### [PROVIDED RECORDS]
* start *

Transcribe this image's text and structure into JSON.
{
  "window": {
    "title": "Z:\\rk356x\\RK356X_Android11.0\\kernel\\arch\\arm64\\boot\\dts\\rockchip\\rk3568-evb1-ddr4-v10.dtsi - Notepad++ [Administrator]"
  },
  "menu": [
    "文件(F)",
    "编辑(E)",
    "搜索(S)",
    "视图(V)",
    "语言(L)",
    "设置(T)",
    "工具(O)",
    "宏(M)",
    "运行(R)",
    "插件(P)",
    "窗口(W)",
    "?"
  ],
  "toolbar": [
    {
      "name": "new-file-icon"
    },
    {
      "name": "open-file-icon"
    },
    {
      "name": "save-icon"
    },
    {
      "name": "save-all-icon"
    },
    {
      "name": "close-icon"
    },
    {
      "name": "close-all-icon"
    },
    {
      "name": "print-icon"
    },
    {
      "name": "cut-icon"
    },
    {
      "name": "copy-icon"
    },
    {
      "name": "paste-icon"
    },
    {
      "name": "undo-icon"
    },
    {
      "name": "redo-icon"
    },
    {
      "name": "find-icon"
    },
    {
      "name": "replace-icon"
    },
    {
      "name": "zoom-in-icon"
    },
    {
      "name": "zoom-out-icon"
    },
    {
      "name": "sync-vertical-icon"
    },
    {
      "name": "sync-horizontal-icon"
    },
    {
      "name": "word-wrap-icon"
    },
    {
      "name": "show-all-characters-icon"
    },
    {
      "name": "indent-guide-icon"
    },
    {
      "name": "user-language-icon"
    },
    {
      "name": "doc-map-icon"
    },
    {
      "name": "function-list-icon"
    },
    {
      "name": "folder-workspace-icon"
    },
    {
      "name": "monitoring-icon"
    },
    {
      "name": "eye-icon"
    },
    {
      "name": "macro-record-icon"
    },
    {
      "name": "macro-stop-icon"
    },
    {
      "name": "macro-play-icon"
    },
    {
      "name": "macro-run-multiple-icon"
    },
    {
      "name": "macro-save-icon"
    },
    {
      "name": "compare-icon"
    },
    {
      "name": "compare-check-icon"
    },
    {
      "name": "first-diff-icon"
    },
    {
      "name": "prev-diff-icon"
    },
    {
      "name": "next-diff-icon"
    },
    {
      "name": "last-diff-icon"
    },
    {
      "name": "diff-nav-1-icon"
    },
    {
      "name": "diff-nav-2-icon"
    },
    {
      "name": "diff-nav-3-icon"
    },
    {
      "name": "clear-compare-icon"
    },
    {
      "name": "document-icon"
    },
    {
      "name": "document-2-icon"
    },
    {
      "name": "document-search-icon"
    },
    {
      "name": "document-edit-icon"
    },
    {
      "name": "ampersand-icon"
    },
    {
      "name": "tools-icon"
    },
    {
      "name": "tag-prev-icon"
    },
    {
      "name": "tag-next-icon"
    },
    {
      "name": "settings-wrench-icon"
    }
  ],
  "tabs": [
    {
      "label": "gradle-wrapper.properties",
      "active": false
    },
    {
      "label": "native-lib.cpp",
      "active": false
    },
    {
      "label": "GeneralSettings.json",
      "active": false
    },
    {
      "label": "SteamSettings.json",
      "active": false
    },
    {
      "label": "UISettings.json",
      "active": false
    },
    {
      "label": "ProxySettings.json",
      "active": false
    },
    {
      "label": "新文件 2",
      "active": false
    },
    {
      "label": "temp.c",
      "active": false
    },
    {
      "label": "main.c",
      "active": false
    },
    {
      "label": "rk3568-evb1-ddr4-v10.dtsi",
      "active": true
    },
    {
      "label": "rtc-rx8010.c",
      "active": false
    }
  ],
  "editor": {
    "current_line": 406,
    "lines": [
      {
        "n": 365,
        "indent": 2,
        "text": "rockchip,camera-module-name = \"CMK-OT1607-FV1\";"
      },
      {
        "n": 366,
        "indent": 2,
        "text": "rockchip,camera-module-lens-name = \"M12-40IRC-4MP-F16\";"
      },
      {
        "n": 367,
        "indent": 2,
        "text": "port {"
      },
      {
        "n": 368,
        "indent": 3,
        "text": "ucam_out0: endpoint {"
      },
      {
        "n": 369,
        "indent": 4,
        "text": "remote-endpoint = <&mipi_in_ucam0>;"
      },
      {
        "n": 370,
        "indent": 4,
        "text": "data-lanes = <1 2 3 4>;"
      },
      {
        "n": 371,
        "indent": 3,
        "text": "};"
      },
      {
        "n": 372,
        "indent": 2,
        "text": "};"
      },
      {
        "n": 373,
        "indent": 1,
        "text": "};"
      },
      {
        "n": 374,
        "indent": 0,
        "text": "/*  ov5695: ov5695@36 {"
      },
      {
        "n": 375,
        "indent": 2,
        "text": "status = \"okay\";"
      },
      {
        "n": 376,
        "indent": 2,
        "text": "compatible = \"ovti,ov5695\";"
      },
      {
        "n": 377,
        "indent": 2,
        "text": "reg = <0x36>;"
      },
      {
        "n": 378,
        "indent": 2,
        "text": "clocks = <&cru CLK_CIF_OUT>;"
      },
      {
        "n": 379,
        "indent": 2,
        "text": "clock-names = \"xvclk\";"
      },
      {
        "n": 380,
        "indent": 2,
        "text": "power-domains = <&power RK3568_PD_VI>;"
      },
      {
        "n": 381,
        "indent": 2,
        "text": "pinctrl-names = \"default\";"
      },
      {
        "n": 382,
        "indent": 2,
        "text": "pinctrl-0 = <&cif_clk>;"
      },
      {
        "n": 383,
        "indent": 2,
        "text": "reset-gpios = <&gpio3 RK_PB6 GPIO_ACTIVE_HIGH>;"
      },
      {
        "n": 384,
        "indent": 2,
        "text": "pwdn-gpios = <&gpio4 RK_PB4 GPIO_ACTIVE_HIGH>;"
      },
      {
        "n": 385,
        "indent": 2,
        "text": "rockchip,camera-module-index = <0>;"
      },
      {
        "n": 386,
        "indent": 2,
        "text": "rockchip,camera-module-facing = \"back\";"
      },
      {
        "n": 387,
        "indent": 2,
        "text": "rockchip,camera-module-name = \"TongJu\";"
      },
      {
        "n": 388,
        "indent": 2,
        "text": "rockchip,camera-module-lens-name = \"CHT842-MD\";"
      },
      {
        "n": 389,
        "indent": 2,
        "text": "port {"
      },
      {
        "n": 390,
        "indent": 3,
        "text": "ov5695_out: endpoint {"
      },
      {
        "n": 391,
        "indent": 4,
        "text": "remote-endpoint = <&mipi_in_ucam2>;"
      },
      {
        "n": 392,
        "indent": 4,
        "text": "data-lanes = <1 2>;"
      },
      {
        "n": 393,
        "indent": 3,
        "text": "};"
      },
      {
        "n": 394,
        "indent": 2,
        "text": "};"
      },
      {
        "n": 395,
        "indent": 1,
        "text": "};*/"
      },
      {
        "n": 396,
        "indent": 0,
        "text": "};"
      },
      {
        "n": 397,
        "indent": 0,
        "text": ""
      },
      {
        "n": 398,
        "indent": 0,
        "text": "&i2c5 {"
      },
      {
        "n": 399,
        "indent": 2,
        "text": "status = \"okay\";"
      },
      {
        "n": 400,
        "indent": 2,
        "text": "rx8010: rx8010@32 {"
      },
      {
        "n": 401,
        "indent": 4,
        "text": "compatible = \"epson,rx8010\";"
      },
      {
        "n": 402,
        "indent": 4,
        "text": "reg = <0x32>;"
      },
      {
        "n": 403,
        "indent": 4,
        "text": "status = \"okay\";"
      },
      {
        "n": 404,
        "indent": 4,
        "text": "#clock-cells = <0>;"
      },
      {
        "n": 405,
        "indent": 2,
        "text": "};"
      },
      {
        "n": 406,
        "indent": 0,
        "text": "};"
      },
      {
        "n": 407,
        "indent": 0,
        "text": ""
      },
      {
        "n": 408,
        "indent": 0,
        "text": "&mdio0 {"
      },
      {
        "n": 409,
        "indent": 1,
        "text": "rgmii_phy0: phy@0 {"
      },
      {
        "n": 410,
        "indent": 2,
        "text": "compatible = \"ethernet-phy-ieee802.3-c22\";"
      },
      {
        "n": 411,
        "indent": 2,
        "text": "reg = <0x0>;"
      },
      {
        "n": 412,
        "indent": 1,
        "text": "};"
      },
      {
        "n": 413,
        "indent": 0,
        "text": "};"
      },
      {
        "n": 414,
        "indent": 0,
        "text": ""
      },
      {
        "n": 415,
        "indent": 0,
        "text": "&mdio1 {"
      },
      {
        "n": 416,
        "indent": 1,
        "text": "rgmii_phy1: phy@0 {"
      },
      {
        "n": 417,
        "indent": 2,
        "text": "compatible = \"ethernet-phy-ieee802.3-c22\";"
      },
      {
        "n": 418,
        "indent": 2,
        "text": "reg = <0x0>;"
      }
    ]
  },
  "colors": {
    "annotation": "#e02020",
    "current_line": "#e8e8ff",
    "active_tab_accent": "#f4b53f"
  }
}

* end *

### [GOAL]
In the entries above, find each line with the word "data" and copy it.

### [EXPECTED ANSWER]
        "text": "data-lanes = <1 2 3 4>;"
        "text": "data-lanes = <1 2>;"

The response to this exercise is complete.